**AIM:** In full and without alteration, give the listing again.
********
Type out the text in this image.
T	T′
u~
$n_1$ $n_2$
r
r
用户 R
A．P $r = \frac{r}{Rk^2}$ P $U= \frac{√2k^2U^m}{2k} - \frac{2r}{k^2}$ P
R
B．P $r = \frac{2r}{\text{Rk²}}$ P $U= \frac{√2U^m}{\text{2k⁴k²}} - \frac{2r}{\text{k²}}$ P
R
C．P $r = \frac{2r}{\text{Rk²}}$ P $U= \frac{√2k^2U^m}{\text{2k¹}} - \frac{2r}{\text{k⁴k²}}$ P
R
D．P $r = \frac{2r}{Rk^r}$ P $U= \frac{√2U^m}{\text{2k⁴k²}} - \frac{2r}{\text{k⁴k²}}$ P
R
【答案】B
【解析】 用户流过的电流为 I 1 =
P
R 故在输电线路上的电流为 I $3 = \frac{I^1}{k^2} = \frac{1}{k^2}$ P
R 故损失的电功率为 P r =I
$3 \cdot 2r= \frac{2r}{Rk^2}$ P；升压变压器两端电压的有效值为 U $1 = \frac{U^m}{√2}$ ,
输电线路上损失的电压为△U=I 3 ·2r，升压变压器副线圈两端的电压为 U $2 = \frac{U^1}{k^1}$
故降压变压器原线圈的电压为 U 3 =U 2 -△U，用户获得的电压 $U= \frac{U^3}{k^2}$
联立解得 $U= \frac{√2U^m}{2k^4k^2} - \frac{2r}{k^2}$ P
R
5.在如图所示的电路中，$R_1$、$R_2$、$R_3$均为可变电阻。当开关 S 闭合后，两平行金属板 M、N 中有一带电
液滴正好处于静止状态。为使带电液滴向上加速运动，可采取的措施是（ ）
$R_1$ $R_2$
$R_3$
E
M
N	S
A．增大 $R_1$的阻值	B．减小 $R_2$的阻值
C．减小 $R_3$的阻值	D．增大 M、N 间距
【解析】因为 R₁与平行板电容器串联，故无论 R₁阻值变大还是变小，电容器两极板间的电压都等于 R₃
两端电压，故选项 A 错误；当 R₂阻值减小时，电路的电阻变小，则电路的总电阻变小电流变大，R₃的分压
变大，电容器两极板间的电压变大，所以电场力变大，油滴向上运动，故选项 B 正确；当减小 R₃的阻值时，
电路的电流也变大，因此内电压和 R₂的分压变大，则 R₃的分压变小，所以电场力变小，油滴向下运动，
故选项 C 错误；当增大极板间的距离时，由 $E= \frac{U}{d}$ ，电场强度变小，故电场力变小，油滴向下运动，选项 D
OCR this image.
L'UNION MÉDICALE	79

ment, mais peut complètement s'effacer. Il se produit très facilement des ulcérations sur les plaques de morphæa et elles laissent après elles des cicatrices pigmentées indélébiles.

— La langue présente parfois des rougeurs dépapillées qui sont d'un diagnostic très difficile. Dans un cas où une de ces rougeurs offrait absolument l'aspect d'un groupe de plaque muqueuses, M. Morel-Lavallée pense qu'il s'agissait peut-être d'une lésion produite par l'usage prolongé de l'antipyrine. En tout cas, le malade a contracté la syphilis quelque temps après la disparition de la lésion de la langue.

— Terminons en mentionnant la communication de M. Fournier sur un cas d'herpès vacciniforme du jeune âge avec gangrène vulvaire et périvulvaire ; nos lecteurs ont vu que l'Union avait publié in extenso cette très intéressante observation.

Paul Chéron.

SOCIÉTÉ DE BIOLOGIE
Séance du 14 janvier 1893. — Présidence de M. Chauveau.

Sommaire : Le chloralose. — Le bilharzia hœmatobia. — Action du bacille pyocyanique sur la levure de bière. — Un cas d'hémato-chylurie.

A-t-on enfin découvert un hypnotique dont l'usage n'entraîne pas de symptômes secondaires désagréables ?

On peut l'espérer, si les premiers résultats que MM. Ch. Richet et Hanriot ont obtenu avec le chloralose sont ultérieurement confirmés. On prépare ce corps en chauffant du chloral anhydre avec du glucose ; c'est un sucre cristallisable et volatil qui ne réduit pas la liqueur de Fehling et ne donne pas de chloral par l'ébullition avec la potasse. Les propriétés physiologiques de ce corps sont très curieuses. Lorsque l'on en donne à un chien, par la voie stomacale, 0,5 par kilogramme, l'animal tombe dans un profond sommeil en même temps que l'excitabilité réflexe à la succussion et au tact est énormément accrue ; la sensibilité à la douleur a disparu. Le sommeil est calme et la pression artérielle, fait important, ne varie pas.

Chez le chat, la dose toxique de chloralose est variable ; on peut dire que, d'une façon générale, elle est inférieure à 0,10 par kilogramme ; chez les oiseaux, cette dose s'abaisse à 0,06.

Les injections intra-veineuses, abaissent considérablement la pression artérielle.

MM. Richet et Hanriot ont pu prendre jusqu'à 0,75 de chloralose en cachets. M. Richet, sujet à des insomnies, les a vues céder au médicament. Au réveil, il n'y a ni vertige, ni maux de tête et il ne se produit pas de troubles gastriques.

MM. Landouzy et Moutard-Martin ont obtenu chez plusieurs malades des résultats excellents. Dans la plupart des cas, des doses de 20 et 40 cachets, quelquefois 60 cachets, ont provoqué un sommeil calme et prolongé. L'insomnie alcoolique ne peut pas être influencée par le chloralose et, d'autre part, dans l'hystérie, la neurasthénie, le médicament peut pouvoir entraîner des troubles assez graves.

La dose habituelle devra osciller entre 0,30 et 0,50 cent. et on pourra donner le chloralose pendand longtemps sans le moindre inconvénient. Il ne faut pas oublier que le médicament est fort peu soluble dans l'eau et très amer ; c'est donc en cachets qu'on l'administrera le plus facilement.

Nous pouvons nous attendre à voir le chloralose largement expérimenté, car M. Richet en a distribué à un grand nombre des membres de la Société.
********
**RESULT FOR THIS TASK:**
Type out the text in this image.
T	T′
u~
$n_1$ $n_2$
r
r
用户 R
A．P $r = \frac{r}{Rk^2}$ P $U= \frac{√2k^2U^m}{2k} - \frac{2r}{k^2}$ P
R
B．P $r = \frac{2r}{\text{Rk²}}$ P $U= \frac{√2U^m}{\text{2k⁴k²}} - \frac{2r}{\text{k²}}$ P
R
C．P $r = \frac{2r}{\text{Rk²}}$ P $U= \frac{√2k^2U^m}{\text{2k¹}} - \frac{2r}{\text{k⁴k²}}$ P
R
D．P $r = \frac{2r}{Rk^r}$ P $U= \frac{√2U^m}{\text{2k⁴k²}} - \frac{2r}{\text{k⁴k²}}$ P
R
【答案】B
【解析】 用户流过的电流为 I 1 =
P
R 故在输电线路上的电流为 I $3 = \frac{I^1}{k^2} = \frac{1}{k^2}$ P
R 故损失的电功率为 P r =I
$3 \cdot 2r= \frac{2r}{Rk^2}$ P；升压变压器两端电压的有效值为 U $1 = \frac{U^m}{√2}$ ,
输电线路上损失的电压为△U=I 3 ·2r，升压变压器副线圈两端的电压为 U $2 = \frac{U^1}{k^1}$
故降压变压器原线圈的电压为 U 3 =U 2 -△U，用户获得的电压 $U= \frac{U^3}{k^2}$
联立解得 $U= \frac{√2U^m}{2k^4k^2} - \frac{2r}{k^2}$ P
R
5.在如图所示的电路中，$R_1$、$R_2$、$R_3$均为可变电阻。当开关 S 闭合后，两平行金属板 M、N 中有一带电
液滴正好处于静止状态。为使带电液滴向上加速运动，可采取的措施是（ ）
$R_1$ $R_2$
$R_3$
E
M
N	S
A．增大 $R_1$的阻值	B．减小 $R_2$的阻值
C．减小 $R_3$的阻值	D．增大 M、N 间距
【解析】因为 R₁与平行板电容器串联，故无论 R₁阻值变大还是变小，电容器两极板间的电压都等于 R₃
两端电压，故选项 A 错误；当 R₂阻值减小时，电路的电阻变小，则电路的总电阻变小电流变大，R₃的分压
变大，电容器两极板间的电压变大，所以电场力变大，油滴向上运动，故选项 B 正确；当减小 R₃的阻值时，
电路的电流也变大，因此内电压和 R₂的分压变大，则 R₃的分压变小，所以电场力变小，油滴向下运动，
故选项 C 错误；当增大极板间的距离时，由 $E= \frac{U}{d}$ ，电场强度变小，故电场力变小，油滴向下运动，选项 D
OCR this image.
L'UNION MÉDICALE	79

ment, mais peut complètement s'effacer. Il se produit très facilement des ulcérations sur les plaques de morphæa et elles laissent après elles des cicatrices pigmentées indélébiles.

— La langue présente parfois des rougeurs dépapillées qui sont d'un diagnostic très difficile. Dans un cas où une de ces rougeurs offrait absolument l'aspect d'un groupe de plaque muqueuses, M. Morel-Lavallée pense qu'il s'agissait peut-être d'une lésion produite par l'usage prolongé de l'antipyrine. En tout cas, le malade a contracté la syphilis quelque temps après la disparition de la lésion de la langue.

— Terminons en mentionnant la communication de M. Fournier sur un cas d'herpès vacciniforme du jeune âge avec gangrène vulvaire et périvulvaire ; nos lecteurs ont vu que l'Union avait publié in extenso cette très intéressante observation.

Paul Chéron.

SOCIÉTÉ DE BIOLOGIE
Séance du 14 janvier 1893. — Présidence de M. Chauveau.

Sommaire : Le chloralose. — Le bilharzia hœmatobia. — Action du bacille pyocyanique sur la levure de bière. — Un cas d'hémato-chylurie.

A-t-on enfin découvert un hypnotique dont l'usage n'entraîne pas de symptômes secondaires désagréables ?

On peut l'espérer, si les premiers résultats que MM. Ch. Richet et Hanriot ont obtenu avec le chloralose sont ultérieurement confirmés. On prépare ce corps en chauffant du chloral anhydre avec du glucose ; c'est un sucre cristallisable et volatil qui ne réduit pas la liqueur de Fehling et ne donne pas de chloral par l'ébullition avec la potasse. Les propriétés physiologiques de ce corps sont très curieuses. Lorsque l'on en donne à un chien, par la voie stomacale, 0,5 par kilogramme, l'animal tombe dans un profond sommeil en même temps que l'excitabilité réflexe à la succussion et au tact est énormément accrue ; la sensibilité à la douleur a disparu. Le sommeil est calme et la pression artérielle, fait important, ne varie pas.

Chez le chat, la dose toxique de chloralose est variable ; on peut dire que, d'une façon générale, elle est inférieure à 0,10 par kilogramme ; chez les oiseaux, cette dose s'abaisse à 0,06.

Les injections intra-veineuses, abaissent considérablement la pression artérielle.

MM. Richet et Hanriot ont pu prendre jusqu'à 0,75 de chloralose en cachets. M. Richet, sujet à des insomnies, les a vues céder au médicament. Au réveil, il n'y a ni vertige, ni maux de tête et il ne se produit pas de troubles gastriques.

MM. Landouzy et Moutard-Martin ont obtenu chez plusieurs malades des résultats excellents. Dans la plupart des cas, des doses de 20 et 40 cachets, quelquefois 60 cachets, ont provoqué un sommeil calme et prolongé. L'insomnie alcoolique ne peut pas être influencée par le chloralose et, d'autre part, dans l'hystérie, la neurasthénie, le médicament peut pouvoir entraîner des troubles assez graves.

La dose habituelle devra osciller entre 0,30 et 0,50 cent. et on pourra donner le chloralose pendand longtemps sans le moindre inconvénient. Il ne faut pas oublier que le médicament est fort peu soluble dans l'eau et très amer ; c'est donc en cachets qu'on l'administrera le plus facilement.

Nous pouvons nous attendre à voir le chloralose largement expérimenté, car M. Richet en a distribué à un grand nombre des membres de la Société.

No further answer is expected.